• **Items**

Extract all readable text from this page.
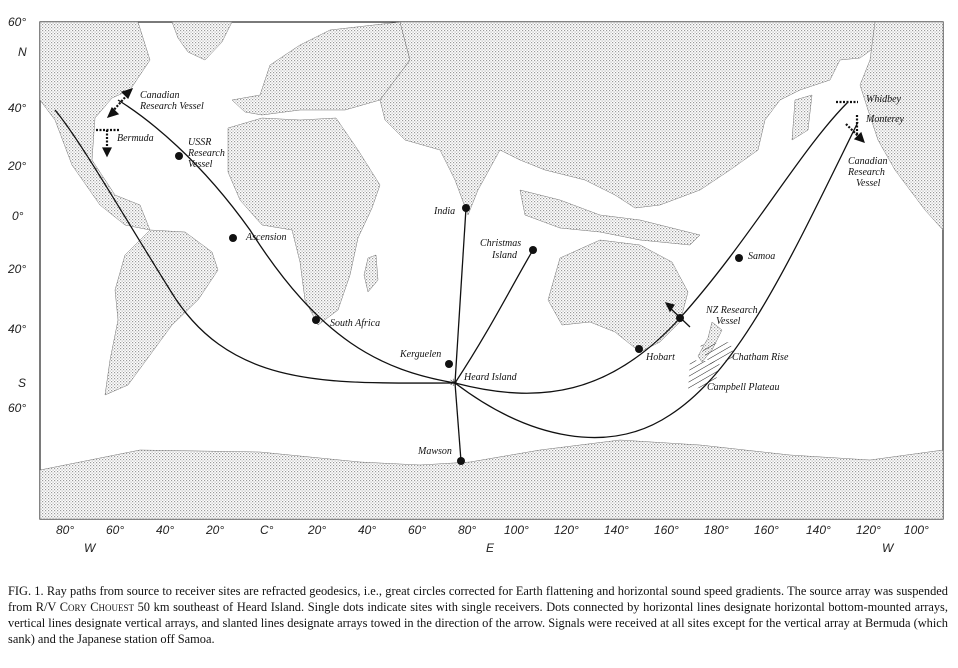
✳
60°
N
40°
20°
0°
20°
40°
S
60°
80°	60°	40°	20°	C°	20°	40°	60°	80° 100° 120° 140° 160° 180° 160° 140° 120° 100°
W	E	W
Canadian
Research Vessel
Bermuda	USSR
Research
Vessel
Ascension
South Africa
Kerguelen
Heard Island
Mawson
India
Christmas
Island	Samoa
NZ Research
Vessel
Hobart	Chatham Rise
Campbell Plateau
Whidbey
Monterey
Canadian
Research
Vessel
FIG. 1. Ray paths from source to receiver sites are refracted geodesics, i.e., great circles corrected for Earth flattening and horizontal sound speed gradients. The source array was suspended from R/V Cory Chouest 50 km southeast of Heard Island. Single dots indicate sites with single receivers. Dots connected by horizontal lines designate horizontal bottom-mounted arrays, vertical lines designate vertical arrays, and slanted lines designate arrays towed in the direction of the arrow. Signals were received at all sites except for the vertical array at Bermuda (which sank) and the Japanese station off Samoa.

• **Stated goal**
Would you set down the listing exactly, omitting pictures?

• **Complete output**
Extract all readable text from this page.
✳
60°
N
40°
20°
0°
20°
40°
S
60°
80°	60°	40°	20°	C°	20°	40°	60°	80° 100° 120° 140° 160° 180° 160° 140° 120° 100°
W	E	W
Canadian
Research Vessel
Bermuda	USSR
Research
Vessel
Ascension
South Africa
Kerguelen
Heard Island
Mawson
India
Christmas
Island	Samoa
NZ Research
Vessel
Hobart	Chatham Rise
Campbell Plateau
Whidbey
Monterey
Canadian
Research
Vessel
FIG. 1. Ray paths from source to receiver sites are refracted geodesics, i.e., great circles corrected for Earth flattening and horizontal sound speed gradients. The source array was suspended from R/V Cory Chouest 50 km southeast of Heard Island. Single dots indicate sites with single receivers. Dots connected by horizontal lines designate horizontal bottom-mounted arrays, vertical lines designate vertical arrays, and slanted lines designate arrays towed in the direction of the arrow. Signals were received at all sites except for the vertical array at Bermuda (which sank) and the Japanese station off Samoa.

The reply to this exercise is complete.